** START **
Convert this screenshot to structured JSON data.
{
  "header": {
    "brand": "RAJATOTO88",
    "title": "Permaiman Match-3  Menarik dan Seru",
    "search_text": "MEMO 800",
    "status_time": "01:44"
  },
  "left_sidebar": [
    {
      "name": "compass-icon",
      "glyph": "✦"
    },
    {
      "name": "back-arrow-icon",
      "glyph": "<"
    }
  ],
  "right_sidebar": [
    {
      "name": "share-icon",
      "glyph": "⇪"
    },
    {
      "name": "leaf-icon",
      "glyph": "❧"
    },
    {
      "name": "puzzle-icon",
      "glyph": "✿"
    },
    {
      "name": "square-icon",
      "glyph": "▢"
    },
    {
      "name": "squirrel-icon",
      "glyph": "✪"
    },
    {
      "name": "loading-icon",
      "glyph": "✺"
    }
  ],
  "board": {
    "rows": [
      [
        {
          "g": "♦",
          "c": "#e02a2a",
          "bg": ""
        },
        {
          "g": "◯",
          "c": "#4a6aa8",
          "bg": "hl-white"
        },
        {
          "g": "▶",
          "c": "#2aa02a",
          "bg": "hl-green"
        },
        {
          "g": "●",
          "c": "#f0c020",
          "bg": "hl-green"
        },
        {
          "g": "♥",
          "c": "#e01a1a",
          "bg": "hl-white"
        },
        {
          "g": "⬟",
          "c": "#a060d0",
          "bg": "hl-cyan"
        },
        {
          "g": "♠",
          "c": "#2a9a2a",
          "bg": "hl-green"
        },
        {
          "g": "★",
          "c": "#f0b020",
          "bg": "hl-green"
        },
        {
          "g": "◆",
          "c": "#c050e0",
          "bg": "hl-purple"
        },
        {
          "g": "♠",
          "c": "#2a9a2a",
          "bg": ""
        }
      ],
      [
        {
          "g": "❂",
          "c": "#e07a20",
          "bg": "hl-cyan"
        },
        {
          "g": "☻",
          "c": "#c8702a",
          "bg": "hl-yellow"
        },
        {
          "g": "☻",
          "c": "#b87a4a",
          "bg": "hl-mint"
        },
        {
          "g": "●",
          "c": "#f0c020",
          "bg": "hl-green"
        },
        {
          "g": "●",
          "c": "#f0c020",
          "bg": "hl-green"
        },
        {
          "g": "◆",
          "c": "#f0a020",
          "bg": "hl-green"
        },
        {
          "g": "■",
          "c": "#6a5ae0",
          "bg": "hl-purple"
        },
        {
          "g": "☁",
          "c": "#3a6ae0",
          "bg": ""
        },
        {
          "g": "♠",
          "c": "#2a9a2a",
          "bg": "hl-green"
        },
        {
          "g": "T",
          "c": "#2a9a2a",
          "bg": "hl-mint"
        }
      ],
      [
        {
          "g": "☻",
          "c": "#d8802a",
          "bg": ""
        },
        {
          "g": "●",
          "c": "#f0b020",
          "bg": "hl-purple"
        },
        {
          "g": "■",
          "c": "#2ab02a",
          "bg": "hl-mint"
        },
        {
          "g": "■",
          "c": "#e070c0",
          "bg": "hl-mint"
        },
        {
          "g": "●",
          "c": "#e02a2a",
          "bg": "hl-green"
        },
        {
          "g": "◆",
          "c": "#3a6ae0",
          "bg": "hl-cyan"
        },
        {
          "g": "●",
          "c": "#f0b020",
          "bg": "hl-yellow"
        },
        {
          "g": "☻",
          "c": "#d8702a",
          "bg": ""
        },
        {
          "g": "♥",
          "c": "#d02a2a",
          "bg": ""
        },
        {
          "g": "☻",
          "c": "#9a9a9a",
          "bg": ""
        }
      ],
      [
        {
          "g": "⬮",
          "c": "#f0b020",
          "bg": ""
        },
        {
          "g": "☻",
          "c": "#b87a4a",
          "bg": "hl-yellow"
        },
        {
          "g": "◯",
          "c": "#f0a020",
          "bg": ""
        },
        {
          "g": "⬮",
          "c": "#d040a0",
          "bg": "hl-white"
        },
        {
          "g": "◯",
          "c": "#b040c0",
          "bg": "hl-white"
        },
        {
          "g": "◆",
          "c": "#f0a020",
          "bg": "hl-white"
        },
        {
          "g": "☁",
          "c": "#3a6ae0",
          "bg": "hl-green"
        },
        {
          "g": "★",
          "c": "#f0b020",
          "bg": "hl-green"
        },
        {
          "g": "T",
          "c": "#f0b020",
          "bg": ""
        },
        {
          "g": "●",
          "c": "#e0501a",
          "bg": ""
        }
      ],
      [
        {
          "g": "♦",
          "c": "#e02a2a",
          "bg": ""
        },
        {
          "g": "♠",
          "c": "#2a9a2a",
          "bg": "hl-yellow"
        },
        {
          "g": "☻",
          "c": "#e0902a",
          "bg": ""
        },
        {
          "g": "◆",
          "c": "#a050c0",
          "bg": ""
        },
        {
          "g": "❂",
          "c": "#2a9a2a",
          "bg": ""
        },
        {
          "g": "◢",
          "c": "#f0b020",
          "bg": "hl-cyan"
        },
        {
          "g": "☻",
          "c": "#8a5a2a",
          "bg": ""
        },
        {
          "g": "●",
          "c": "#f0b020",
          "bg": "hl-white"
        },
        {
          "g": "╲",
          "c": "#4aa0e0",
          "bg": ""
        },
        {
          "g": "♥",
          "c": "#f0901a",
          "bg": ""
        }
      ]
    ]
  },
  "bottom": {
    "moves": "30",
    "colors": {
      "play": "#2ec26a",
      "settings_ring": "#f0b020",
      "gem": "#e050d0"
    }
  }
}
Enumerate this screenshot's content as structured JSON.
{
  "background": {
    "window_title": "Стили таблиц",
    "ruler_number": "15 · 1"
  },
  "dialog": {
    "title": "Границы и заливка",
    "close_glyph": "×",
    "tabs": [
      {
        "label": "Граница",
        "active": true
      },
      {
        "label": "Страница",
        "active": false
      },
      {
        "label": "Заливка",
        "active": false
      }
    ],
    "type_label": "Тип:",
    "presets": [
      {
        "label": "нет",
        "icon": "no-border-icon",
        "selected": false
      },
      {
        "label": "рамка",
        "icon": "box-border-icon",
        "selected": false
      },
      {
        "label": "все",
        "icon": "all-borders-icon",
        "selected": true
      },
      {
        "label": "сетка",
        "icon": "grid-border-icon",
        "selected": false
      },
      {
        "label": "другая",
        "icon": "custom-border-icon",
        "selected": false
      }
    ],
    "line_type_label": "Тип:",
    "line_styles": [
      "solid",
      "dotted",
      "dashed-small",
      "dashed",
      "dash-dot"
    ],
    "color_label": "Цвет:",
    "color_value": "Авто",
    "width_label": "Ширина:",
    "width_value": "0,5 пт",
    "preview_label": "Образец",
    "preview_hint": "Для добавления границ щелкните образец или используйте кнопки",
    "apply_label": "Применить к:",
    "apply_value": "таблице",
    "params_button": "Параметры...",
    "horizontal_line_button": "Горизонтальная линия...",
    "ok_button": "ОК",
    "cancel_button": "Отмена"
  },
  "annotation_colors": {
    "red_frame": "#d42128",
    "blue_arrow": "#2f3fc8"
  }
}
** END **
■ **GIVEN TASK**: Copy out the material word for word and line for line.

■ **RESULT OF THIS TASK**:
Convert this screenshot to structured JSON data.
{
  "header": {
    "brand": "RAJATOTO88",
    "title": "Permaiman Match-3  Menarik dan Seru",
    "search_text": "MEMO 800",
    "status_time": "01:44"
  },
  "left_sidebar": [
    {
      "name": "compass-icon",
      "glyph": "✦"
    },
    {
      "name": "back-arrow-icon",
      "glyph": "<"
    }
  ],
  "right_sidebar": [
    {
      "name": "share-icon",
      "glyph": "⇪"
    },
    {
      "name": "leaf-icon",
      "glyph": "❧"
    },
    {
      "name": "puzzle-icon",
      "glyph": "✿"
    },
    {
      "name": "square-icon",
      "glyph": "▢"
    },
    {
      "name": "squirrel-icon",
      "glyph": "✪"
    },
    {
      "name": "loading-icon",
      "glyph": "✺"
    }
  ],
  "board": {
    "rows": [
      [
        {
          "g": "♦",
          "c": "#e02a2a",
          "bg": ""
        },
        {
          "g": "◯",
          "c": "#4a6aa8",
          "bg": "hl-white"
        },
        {
          "g": "▶",
          "c": "#2aa02a",
          "bg": "hl-green"
        },
        {
          "g": "●",
          "c": "#f0c020",
          "bg": "hl-green"
        },
        {
          "g": "♥",
          "c": "#e01a1a",
          "bg": "hl-white"
        },
        {
          "g": "⬟",
          "c": "#a060d0",
          "bg": "hl-cyan"
        },
        {
          "g": "♠",
          "c": "#2a9a2a",
          "bg": "hl-green"
        },
        {
          "g": "★",
          "c": "#f0b020",
          "bg": "hl-green"
        },
        {
          "g": "◆",
          "c": "#c050e0",
          "bg": "hl-purple"
        },
        {
          "g": "♠",
          "c": "#2a9a2a",
          "bg": ""
        }
      ],
      [
        {
          "g": "❂",
          "c": "#e07a20",
          "bg": "hl-cyan"
        },
        {
          "g": "☻",
          "c": "#c8702a",
          "bg": "hl-yellow"
        },
        {
          "g": "☻",
          "c": "#b87a4a",
          "bg": "hl-mint"
        },
        {
          "g": "●",
          "c": "#f0c020",
          "bg": "hl-green"
        },
        {
          "g": "●",
          "c": "#f0c020",
          "bg": "hl-green"
        },
        {
          "g": "◆",
          "c": "#f0a020",
          "bg": "hl-green"
        },
        {
          "g": "■",
          "c": "#6a5ae0",
          "bg": "hl-purple"
        },
        {
          "g": "☁",
          "c": "#3a6ae0",
          "bg": ""
        },
        {
          "g": "♠",
          "c": "#2a9a2a",
          "bg": "hl-green"
        },
        {
          "g": "T",
          "c": "#2a9a2a",
          "bg": "hl-mint"
        }
      ],
      [
        {
          "g": "☻",
          "c": "#d8802a",
          "bg": ""
        },
        {
          "g": "●",
          "c": "#f0b020",
          "bg": "hl-purple"
        },
        {
          "g": "■",
          "c": "#2ab02a",
          "bg": "hl-mint"
        },
        {
          "g": "■",
          "c": "#e070c0",
          "bg": "hl-mint"
        },
        {
          "g": "●",
          "c": "#e02a2a",
          "bg": "hl-green"
        },
        {
          "g": "◆",
          "c": "#3a6ae0",
          "bg": "hl-cyan"
        },
        {
          "g": "●",
          "c": "#f0b020",
          "bg": "hl-yellow"
        },
        {
          "g": "☻",
          "c": "#d8702a",
          "bg": ""
        },
        {
          "g": "♥",
          "c": "#d02a2a",
          "bg": ""
        },
        {
          "g": "☻",
          "c": "#9a9a9a",
          "bg": ""
        }
      ],
      [
        {
          "g": "⬮",
          "c": "#f0b020",
          "bg": ""
        },
        {
          "g": "☻",
          "c": "#b87a4a",
          "bg": "hl-yellow"
        },
        {
          "g": "◯",
          "c": "#f0a020",
          "bg": ""
        },
        {
          "g": "⬮",
          "c": "#d040a0",
          "bg": "hl-white"
        },
        {
          "g": "◯",
          "c": "#b040c0",
          "bg": "hl-white"
        },
        {
          "g": "◆",
          "c": "#f0a020",
          "bg": "hl-white"
        },
        {
          "g": "☁",
          "c": "#3a6ae0",
          "bg": "hl-green"
        },
        {
          "g": "★",
          "c": "#f0b020",
          "bg": "hl-green"
        },
        {
          "g": "T",
          "c": "#f0b020",
          "bg": ""
        },
        {
          "g": "●",
          "c": "#e0501a",
          "bg": ""
        }
      ],
      [
        {
          "g": "♦",
          "c": "#e02a2a",
          "bg": ""
        },
        {
          "g": "♠",
          "c": "#2a9a2a",
          "bg": "hl-yellow"
        },
        {
          "g": "☻",
          "c": "#e0902a",
          "bg": ""
        },
        {
          "g": "◆",
          "c": "#a050c0",
          "bg": ""
        },
        {
          "g": "❂",
          "c": "#2a9a2a",
          "bg": ""
        },
        {
          "g": "◢",
          "c": "#f0b020",
          "bg": "hl-cyan"
        },
        {
          "g": "☻",
          "c": "#8a5a2a",
          "bg": ""
        },
        {
          "g": "●",
          "c": "#f0b020",
          "bg": "hl-white"
        },
        {
          "g": "╲",
          "c": "#4aa0e0",
          "bg": ""
        },
        {
          "g": "♥",
          "c": "#f0901a",
          "bg": ""
        }
      ]
    ]
  },
  "bottom": {
    "moves": "30",
    "colors": {
      "play": "#2ec26a",
      "settings_ring": "#f0b020",
      "gem": "#e050d0"
    }
  }
}
Enumerate this screenshot's content as structured JSON.
{
  "background": {
    "window_title": "Стили таблиц",
    "ruler_number": "15 · 1"
  },
  "dialog": {
    "title": "Границы и заливка",
    "close_glyph": "×",
    "tabs": [
      {
        "label": "Граница",
        "active": true
      },
      {
        "label": "Страница",
        "active": false
      },
      {
        "label": "Заливка",
        "active": false
      }
    ],
    "type_label": "Тип:",
    "presets": [
      {
        "label": "нет",
        "icon": "no-border-icon",
        "selected": false
      },
      {
        "label": "рамка",
        "icon": "box-border-icon",
        "selected": false
      },
      {
        "label": "все",
        "icon": "all-borders-icon",
        "selected": true
      },
      {
        "label": "сетка",
        "icon": "grid-border-icon",
        "selected": false
      },
      {
        "label": "другая",
        "icon": "custom-border-icon",
        "selected": false
      }
    ],
    "line_type_label": "Тип:",
    "line_styles": [
      "solid",
      "dotted",
      "dashed-small",
      "dashed",
      "dash-dot"
    ],
    "color_label": "Цвет:",
    "color_value": "Авто",
    "width_label": "Ширина:",
    "width_value": "0,5 пт",
    "preview_label": "Образец",
    "preview_hint": "Для добавления границ щелкните образец или используйте кнопки",
    "apply_label": "Применить к:",
    "apply_value": "таблице",
    "params_button": "Параметры...",
    "horizontal_line_button": "Горизонтальная линия...",
    "ok_button": "ОК",
    "cancel_button": "Отмена"
  },
  "annotation_colors": {
    "red_frame": "#d42128",
    "blue_arrow": "#2f3fc8"
  }
}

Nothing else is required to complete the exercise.